--- Task brief ---
For each line in the data below that holds "Week", return a copy.

*** Data for the task ***

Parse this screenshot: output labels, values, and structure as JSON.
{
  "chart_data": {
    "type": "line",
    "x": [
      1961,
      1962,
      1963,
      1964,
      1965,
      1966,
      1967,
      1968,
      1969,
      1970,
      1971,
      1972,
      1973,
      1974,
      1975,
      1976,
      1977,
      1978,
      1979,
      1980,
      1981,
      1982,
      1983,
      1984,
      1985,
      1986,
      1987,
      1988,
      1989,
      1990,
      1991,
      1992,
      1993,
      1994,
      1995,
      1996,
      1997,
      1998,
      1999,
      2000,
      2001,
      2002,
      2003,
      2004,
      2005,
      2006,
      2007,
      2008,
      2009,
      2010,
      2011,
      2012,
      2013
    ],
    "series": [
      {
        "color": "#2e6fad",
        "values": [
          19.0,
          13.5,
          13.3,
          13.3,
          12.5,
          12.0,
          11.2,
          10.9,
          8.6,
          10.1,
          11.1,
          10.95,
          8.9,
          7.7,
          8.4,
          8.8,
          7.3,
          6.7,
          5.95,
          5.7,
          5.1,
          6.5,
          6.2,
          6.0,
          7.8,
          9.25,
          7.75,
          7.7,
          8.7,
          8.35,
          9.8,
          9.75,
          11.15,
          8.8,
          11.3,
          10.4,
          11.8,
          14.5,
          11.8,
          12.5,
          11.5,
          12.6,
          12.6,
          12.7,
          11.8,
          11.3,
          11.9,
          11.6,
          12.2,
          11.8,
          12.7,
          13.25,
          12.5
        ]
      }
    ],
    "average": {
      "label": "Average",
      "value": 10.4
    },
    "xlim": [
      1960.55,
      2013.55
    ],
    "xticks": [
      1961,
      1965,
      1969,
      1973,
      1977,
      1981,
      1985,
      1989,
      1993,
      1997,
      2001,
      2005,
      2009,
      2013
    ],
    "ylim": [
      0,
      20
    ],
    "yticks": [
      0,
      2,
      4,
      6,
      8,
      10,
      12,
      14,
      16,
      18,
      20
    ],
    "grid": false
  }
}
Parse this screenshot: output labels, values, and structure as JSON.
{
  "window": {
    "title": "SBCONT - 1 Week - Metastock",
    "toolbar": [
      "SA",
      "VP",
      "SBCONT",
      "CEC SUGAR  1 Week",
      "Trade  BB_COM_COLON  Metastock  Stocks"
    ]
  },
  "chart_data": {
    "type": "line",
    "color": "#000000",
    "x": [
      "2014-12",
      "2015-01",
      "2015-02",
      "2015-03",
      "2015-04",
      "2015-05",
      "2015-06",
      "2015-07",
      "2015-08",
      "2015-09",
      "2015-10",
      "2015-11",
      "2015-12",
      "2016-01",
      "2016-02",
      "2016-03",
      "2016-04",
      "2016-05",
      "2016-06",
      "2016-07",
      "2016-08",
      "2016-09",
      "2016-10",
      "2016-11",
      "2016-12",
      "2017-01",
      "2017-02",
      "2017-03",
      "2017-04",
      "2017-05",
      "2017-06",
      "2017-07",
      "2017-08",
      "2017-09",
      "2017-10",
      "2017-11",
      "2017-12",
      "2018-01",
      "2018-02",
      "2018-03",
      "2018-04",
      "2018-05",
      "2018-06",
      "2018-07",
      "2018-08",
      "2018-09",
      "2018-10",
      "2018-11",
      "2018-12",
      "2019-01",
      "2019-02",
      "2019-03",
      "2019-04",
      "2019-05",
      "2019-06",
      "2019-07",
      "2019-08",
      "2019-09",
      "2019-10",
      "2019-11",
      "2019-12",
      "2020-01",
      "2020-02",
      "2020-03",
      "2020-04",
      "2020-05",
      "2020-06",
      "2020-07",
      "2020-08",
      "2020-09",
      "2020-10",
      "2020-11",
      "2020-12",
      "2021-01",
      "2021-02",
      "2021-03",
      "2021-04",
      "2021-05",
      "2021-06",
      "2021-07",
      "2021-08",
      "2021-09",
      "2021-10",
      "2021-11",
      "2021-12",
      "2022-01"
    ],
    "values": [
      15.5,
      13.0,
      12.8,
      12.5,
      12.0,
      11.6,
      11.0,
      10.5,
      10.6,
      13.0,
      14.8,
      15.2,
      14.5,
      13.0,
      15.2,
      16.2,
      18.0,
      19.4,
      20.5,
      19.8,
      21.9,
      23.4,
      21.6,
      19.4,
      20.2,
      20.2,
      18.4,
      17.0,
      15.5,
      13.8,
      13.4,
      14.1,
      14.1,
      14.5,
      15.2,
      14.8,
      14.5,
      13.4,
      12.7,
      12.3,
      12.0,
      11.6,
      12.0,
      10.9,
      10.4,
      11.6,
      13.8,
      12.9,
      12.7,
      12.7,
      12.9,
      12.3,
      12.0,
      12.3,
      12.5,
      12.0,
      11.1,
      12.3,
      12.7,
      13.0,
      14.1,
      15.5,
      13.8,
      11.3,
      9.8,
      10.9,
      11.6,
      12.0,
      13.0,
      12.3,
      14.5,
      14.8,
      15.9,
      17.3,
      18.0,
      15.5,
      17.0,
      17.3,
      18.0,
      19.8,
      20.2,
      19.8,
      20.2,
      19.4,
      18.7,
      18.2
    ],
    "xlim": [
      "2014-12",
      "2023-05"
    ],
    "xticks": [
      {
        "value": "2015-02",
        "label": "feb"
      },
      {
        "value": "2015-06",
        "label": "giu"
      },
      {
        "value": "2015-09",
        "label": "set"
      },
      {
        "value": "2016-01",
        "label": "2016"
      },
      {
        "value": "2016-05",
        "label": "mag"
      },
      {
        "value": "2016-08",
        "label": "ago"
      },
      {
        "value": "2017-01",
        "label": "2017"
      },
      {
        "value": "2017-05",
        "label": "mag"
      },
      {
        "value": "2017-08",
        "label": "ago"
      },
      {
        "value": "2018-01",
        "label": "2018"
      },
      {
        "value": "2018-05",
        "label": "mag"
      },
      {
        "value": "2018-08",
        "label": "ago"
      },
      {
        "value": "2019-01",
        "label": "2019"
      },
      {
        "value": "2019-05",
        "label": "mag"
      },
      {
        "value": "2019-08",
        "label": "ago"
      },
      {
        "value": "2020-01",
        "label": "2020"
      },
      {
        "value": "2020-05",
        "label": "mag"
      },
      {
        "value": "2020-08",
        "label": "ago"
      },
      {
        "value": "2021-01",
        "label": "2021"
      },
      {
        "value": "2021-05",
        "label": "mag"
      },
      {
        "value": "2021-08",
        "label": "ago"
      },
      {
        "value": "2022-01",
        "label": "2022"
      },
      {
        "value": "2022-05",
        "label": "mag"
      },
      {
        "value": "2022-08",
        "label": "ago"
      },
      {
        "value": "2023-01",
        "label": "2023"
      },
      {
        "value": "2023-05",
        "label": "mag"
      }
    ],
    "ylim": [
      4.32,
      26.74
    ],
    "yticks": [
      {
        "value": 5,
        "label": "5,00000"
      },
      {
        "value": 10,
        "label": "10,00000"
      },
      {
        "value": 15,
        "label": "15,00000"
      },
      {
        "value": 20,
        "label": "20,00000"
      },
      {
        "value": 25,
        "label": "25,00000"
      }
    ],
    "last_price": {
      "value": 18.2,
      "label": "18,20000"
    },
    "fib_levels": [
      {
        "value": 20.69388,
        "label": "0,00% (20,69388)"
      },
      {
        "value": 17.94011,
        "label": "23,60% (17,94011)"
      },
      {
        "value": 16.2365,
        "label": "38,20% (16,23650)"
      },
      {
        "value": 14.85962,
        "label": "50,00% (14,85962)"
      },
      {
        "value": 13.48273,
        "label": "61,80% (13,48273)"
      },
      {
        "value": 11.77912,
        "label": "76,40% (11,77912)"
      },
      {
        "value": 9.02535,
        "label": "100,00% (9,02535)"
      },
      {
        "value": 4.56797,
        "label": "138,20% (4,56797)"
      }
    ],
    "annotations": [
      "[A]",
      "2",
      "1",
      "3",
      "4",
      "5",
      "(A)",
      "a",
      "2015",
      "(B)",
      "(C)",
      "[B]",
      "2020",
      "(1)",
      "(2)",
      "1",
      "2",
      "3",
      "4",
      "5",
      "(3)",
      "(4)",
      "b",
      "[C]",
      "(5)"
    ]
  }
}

***

--- Completed exercise ---
    "title": "SBCONT - 1 Week - Metastock",
      "CEC SUGAR  1 Week",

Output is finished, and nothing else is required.